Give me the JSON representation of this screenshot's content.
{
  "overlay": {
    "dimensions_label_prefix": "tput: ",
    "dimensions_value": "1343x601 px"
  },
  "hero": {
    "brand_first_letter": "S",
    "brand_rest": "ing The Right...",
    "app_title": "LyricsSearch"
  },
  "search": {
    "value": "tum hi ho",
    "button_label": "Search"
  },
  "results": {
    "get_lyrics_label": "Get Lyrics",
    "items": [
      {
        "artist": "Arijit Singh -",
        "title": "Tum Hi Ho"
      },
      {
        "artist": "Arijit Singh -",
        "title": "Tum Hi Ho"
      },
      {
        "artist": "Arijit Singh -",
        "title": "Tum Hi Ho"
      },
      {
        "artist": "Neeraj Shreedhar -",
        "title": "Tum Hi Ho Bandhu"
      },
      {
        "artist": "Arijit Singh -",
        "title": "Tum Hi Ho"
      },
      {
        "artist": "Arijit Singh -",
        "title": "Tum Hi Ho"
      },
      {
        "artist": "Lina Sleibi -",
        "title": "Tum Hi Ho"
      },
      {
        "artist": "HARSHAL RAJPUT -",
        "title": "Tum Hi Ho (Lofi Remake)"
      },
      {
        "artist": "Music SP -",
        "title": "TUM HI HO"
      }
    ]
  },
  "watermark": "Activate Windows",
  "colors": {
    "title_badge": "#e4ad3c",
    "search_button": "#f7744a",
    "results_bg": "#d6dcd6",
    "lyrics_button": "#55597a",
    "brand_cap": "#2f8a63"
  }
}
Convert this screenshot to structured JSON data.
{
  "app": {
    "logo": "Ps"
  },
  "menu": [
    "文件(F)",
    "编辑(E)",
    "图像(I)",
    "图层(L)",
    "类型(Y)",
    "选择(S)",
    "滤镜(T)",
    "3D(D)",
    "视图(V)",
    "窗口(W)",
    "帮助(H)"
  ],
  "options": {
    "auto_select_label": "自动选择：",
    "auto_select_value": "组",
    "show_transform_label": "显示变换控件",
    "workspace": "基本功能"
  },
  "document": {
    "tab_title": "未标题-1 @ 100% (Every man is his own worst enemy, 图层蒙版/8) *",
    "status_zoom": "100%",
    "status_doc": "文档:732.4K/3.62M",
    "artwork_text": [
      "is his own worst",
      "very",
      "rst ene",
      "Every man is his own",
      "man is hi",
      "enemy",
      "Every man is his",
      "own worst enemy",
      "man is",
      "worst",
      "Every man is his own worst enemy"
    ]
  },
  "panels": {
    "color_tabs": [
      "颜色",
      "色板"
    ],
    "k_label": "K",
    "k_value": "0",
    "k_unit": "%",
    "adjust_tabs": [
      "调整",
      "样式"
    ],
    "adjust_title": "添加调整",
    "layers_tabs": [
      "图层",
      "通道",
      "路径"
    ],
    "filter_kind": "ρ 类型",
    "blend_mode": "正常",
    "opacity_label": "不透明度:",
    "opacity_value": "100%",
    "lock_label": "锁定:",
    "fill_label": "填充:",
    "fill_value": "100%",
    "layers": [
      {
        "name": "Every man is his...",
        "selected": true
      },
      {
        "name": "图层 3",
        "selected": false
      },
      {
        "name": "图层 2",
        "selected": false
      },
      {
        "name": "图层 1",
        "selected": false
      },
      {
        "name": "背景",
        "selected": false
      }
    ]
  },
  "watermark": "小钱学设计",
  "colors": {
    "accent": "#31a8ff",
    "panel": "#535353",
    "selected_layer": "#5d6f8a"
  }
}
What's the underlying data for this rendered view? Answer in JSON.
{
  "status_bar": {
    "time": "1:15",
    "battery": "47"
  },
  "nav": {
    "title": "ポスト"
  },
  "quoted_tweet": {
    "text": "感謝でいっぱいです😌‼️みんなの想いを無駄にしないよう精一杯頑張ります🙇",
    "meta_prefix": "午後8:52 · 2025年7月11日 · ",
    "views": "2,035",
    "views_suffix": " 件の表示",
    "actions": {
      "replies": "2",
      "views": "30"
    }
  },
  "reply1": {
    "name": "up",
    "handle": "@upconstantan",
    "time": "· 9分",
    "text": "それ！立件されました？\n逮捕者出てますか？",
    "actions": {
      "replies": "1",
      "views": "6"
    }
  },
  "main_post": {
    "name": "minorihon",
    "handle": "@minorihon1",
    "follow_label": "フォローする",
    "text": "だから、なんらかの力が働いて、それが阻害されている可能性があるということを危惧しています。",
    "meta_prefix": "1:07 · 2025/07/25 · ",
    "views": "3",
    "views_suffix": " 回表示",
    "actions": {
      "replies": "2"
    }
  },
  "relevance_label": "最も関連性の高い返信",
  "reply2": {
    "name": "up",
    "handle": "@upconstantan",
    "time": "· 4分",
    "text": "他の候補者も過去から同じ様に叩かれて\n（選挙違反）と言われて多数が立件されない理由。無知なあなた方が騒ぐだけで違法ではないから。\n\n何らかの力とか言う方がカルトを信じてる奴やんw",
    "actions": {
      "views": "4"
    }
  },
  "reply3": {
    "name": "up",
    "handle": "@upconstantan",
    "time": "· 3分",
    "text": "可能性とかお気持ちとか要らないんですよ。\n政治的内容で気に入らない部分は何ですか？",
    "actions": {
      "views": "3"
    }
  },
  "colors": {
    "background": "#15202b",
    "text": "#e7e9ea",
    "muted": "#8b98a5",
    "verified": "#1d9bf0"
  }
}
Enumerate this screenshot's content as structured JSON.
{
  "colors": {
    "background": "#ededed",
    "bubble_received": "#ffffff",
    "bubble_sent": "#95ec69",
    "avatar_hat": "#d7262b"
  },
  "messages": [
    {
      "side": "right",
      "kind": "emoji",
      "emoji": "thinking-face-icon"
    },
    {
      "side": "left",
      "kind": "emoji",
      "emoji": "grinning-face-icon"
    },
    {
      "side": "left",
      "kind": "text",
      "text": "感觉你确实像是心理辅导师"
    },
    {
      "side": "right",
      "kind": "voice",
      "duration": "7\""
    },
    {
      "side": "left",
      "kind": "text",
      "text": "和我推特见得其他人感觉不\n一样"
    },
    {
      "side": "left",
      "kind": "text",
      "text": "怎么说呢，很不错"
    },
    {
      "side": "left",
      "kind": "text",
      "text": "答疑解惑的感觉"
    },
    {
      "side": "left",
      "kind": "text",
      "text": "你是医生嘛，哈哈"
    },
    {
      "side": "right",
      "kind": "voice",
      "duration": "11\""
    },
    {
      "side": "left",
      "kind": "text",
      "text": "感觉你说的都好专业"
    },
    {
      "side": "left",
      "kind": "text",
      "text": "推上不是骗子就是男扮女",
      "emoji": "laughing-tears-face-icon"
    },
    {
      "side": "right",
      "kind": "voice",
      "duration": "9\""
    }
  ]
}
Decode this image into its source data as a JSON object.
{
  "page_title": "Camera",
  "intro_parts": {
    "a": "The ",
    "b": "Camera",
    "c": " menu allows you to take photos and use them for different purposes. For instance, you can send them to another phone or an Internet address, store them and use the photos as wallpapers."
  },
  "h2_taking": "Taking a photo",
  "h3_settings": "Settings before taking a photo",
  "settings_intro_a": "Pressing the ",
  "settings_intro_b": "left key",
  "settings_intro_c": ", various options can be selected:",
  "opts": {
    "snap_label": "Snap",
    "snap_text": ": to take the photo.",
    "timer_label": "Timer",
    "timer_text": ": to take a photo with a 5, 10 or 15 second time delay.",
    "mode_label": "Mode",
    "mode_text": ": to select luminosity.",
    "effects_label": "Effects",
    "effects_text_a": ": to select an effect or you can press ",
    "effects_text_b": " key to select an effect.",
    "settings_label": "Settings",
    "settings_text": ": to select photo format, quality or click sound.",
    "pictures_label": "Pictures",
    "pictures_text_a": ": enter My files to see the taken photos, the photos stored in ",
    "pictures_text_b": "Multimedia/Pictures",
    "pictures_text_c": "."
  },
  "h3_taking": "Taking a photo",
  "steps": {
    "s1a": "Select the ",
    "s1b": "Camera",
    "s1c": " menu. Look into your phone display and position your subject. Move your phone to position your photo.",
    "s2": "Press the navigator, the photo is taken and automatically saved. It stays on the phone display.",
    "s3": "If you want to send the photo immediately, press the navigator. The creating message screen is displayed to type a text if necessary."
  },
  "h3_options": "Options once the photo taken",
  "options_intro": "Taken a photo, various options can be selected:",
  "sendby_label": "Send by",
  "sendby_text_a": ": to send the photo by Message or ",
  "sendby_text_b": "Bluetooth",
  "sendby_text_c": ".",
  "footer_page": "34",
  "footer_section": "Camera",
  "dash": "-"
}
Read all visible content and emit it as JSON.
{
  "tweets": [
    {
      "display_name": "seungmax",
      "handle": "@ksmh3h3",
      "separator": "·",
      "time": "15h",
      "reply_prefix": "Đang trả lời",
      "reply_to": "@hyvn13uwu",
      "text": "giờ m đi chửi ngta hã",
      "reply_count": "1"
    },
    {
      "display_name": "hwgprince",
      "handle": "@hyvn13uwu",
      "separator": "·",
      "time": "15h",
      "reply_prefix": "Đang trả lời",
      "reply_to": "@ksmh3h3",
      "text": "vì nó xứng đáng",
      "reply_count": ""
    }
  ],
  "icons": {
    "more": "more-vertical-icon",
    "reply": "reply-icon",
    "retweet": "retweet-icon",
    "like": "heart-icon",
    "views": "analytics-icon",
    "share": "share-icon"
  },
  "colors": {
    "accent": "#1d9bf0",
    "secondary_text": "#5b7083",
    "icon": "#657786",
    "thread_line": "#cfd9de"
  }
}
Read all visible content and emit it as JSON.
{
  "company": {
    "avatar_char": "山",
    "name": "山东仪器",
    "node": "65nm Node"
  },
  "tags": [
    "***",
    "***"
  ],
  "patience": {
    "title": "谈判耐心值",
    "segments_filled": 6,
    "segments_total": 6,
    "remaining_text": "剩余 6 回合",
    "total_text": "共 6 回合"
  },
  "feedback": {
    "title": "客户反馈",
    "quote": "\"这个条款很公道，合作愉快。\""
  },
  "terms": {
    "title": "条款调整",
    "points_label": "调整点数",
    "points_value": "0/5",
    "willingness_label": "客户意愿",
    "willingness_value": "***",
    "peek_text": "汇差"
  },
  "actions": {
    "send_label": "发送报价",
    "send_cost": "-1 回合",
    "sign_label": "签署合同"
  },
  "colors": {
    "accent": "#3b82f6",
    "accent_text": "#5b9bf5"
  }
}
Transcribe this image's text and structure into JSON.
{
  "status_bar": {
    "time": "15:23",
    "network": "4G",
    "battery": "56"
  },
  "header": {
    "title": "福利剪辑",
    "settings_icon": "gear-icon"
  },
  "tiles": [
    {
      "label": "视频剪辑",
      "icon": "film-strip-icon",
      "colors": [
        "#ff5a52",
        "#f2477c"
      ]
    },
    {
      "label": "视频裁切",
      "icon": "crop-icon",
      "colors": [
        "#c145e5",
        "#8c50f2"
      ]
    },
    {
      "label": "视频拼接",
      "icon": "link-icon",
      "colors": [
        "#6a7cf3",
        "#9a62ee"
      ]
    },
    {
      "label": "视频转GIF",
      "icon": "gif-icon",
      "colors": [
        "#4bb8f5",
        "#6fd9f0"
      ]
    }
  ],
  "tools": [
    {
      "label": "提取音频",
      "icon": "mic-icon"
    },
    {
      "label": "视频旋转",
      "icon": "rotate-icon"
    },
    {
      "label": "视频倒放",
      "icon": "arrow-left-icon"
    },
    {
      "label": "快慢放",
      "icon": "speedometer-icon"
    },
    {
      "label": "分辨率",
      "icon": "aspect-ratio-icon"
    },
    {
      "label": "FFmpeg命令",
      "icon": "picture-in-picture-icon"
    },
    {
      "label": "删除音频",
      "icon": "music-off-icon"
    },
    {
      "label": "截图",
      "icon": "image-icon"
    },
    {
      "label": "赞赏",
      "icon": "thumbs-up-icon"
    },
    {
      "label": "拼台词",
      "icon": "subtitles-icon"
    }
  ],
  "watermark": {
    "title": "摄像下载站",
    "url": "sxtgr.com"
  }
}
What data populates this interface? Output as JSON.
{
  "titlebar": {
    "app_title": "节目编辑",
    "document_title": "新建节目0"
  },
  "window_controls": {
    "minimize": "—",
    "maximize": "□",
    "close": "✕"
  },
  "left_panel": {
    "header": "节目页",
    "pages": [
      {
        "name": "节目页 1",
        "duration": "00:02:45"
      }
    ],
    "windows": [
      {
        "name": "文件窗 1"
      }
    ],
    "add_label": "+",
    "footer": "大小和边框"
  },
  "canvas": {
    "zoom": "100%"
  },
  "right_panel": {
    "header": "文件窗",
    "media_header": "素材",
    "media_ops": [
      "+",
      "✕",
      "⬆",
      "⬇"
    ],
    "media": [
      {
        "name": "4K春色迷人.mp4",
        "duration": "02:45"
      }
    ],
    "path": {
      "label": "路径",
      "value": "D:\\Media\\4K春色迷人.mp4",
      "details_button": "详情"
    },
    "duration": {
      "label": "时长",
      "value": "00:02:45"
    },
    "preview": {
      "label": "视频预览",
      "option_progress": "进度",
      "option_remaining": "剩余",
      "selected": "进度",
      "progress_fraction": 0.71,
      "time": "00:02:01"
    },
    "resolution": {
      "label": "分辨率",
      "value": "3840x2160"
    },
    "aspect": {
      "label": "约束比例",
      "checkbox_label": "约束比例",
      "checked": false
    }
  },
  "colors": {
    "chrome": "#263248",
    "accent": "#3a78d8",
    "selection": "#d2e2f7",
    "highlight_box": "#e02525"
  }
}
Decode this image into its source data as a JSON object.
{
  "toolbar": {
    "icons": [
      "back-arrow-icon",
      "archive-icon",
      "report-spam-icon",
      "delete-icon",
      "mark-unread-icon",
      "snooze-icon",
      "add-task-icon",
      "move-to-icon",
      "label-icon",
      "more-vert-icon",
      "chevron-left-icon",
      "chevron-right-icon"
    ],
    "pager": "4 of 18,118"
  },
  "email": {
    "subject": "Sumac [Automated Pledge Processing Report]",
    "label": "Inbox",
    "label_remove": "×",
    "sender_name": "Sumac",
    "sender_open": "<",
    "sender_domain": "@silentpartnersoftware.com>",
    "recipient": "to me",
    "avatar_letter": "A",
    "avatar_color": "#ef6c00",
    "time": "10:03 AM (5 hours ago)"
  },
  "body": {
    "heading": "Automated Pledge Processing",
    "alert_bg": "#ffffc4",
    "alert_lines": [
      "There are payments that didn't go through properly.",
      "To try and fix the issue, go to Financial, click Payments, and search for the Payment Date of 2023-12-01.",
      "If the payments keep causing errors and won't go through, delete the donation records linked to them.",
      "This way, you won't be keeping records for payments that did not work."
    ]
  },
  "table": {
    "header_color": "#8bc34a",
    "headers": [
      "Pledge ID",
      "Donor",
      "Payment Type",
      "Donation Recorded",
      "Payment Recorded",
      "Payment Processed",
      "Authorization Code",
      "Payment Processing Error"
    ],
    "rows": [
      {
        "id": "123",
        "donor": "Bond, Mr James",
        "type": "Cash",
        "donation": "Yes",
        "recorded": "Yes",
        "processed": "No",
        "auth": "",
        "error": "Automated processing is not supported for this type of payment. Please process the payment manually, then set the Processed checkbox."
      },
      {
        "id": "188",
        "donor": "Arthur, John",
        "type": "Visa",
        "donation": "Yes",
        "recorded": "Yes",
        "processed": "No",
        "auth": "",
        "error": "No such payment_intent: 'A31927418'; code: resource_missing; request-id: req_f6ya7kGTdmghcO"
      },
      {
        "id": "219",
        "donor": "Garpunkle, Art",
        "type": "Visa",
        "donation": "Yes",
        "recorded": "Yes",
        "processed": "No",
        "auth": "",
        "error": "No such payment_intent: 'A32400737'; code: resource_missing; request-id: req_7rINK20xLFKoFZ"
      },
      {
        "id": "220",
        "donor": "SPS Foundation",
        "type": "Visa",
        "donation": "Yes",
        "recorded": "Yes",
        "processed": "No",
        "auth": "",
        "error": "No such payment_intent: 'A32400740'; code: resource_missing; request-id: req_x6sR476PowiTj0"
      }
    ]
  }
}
-*-*-
Gather each line of the records holding the string "request".

        "error": "No such payment_intent: 'A31927418'; code: resource_missing; request-id: req_f6ya7kGTdmghcO"
        "error": "No such payment_intent: 'A32400737'; code: resource_missing; request-id: req_7rINK20xLFKoFZ"
        "error": "No such payment_intent: 'A32400740'; code: resource_missing; request-id: req_x6sR476PowiTj0"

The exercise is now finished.